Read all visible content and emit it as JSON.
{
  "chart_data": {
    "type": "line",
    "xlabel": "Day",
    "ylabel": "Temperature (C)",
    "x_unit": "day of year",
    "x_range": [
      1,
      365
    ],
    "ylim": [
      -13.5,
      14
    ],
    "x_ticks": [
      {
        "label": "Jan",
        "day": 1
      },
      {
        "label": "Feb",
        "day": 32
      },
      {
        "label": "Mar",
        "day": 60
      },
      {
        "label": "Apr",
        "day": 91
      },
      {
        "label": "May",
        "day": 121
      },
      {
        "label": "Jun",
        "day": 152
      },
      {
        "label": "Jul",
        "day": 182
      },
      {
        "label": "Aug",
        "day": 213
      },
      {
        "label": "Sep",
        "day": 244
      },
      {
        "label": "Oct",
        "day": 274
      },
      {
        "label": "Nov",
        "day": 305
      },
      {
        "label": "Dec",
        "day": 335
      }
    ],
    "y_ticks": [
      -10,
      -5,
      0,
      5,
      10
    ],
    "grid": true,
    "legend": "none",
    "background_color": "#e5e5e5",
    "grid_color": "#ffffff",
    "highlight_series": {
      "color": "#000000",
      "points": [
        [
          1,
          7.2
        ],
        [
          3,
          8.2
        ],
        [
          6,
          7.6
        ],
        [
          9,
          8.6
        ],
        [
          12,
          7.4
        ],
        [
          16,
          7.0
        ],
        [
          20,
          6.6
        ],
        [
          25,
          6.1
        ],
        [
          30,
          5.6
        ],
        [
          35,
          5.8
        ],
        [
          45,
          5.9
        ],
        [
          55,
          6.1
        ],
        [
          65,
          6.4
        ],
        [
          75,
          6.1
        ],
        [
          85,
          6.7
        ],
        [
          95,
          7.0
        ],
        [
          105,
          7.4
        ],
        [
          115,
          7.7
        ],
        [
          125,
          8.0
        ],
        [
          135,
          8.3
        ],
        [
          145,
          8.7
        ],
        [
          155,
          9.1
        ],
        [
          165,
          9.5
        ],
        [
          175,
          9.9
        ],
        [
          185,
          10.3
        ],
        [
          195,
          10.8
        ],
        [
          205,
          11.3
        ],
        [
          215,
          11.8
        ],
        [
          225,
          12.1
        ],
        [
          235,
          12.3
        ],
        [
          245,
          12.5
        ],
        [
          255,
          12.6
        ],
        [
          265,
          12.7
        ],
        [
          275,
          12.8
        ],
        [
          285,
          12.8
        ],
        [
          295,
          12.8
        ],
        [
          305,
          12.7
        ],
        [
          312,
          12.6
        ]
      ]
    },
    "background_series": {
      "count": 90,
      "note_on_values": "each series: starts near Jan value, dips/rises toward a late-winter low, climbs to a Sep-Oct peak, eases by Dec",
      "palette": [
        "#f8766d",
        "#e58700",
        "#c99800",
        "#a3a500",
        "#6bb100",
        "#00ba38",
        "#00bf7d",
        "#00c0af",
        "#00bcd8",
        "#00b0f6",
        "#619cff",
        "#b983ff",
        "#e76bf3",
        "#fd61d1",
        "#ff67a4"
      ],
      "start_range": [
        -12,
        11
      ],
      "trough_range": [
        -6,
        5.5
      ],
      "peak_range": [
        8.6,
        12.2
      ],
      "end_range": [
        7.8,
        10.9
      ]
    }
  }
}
************
What to do — Copy out the material above in its entirety. Every detail must match.

The completed task —
Read all visible content and emit it as JSON.
{
  "chart_data": {
    "type": "line",
    "xlabel": "Day",
    "ylabel": "Temperature (C)",
    "x_unit": "day of year",
    "x_range": [
      1,
      365
    ],
    "ylim": [
      -13.5,
      14
    ],
    "x_ticks": [
      {
        "label": "Jan",
        "day": 1
      },
      {
        "label": "Feb",
        "day": 32
      },
      {
        "label": "Mar",
        "day": 60
      },
      {
        "label": "Apr",
        "day": 91
      },
      {
        "label": "May",
        "day": 121
      },
      {
        "label": "Jun",
        "day": 152
      },
      {
        "label": "Jul",
        "day": 182
      },
      {
        "label": "Aug",
        "day": 213
      },
      {
        "label": "Sep",
        "day": 244
      },
      {
        "label": "Oct",
        "day": 274
      },
      {
        "label": "Nov",
        "day": 305
      },
      {
        "label": "Dec",
        "day": 335
      }
    ],
    "y_ticks": [
      -10,
      -5,
      0,
      5,
      10
    ],
    "grid": true,
    "legend": "none",
    "background_color": "#e5e5e5",
    "grid_color": "#ffffff",
    "highlight_series": {
      "color": "#000000",
      "points": [
        [
          1,
          7.2
        ],
        [
          3,
          8.2
        ],
        [
          6,
          7.6
        ],
        [
          9,
          8.6
        ],
        [
          12,
          7.4
        ],
        [
          16,
          7.0
        ],
        [
          20,
          6.6
        ],
        [
          25,
          6.1
        ],
        [
          30,
          5.6
        ],
        [
          35,
          5.8
        ],
        [
          45,
          5.9
        ],
        [
          55,
          6.1
        ],
        [
          65,
          6.4
        ],
        [
          75,
          6.1
        ],
        [
          85,
          6.7
        ],
        [
          95,
          7.0
        ],
        [
          105,
          7.4
        ],
        [
          115,
          7.7
        ],
        [
          125,
          8.0
        ],
        [
          135,
          8.3
        ],
        [
          145,
          8.7
        ],
        [
          155,
          9.1
        ],
        [
          165,
          9.5
        ],
        [
          175,
          9.9
        ],
        [
          185,
          10.3
        ],
        [
          195,
          10.8
        ],
        [
          205,
          11.3
        ],
        [
          215,
          11.8
        ],
        [
          225,
          12.1
        ],
        [
          235,
          12.3
        ],
        [
          245,
          12.5
        ],
        [
          255,
          12.6
        ],
        [
          265,
          12.7
        ],
        [
          275,
          12.8
        ],
        [
          285,
          12.8
        ],
        [
          295,
          12.8
        ],
        [
          305,
          12.7
        ],
        [
          312,
          12.6
        ]
      ]
    },
    "background_series": {
      "count": 90,
      "note_on_values": "each series: starts near Jan value, dips/rises toward a late-winter low, climbs to a Sep-Oct peak, eases by Dec",
      "palette": [
        "#f8766d",
        "#e58700",
        "#c99800",
        "#a3a500",
        "#6bb100",
        "#00ba38",
        "#00bf7d",
        "#00c0af",
        "#00bcd8",
        "#00b0f6",
        "#619cff",
        "#b983ff",
        "#e76bf3",
        "#fd61d1",
        "#ff67a4"
      ],
      "start_range": [
        -12,
        11
      ],
      "trough_range": [
        -6,
        5.5
      ],
      "peak_range": [
        8.6,
        12.2
      ],
      "end_range": [
        7.8,
        10.9
      ]
    }
  }
}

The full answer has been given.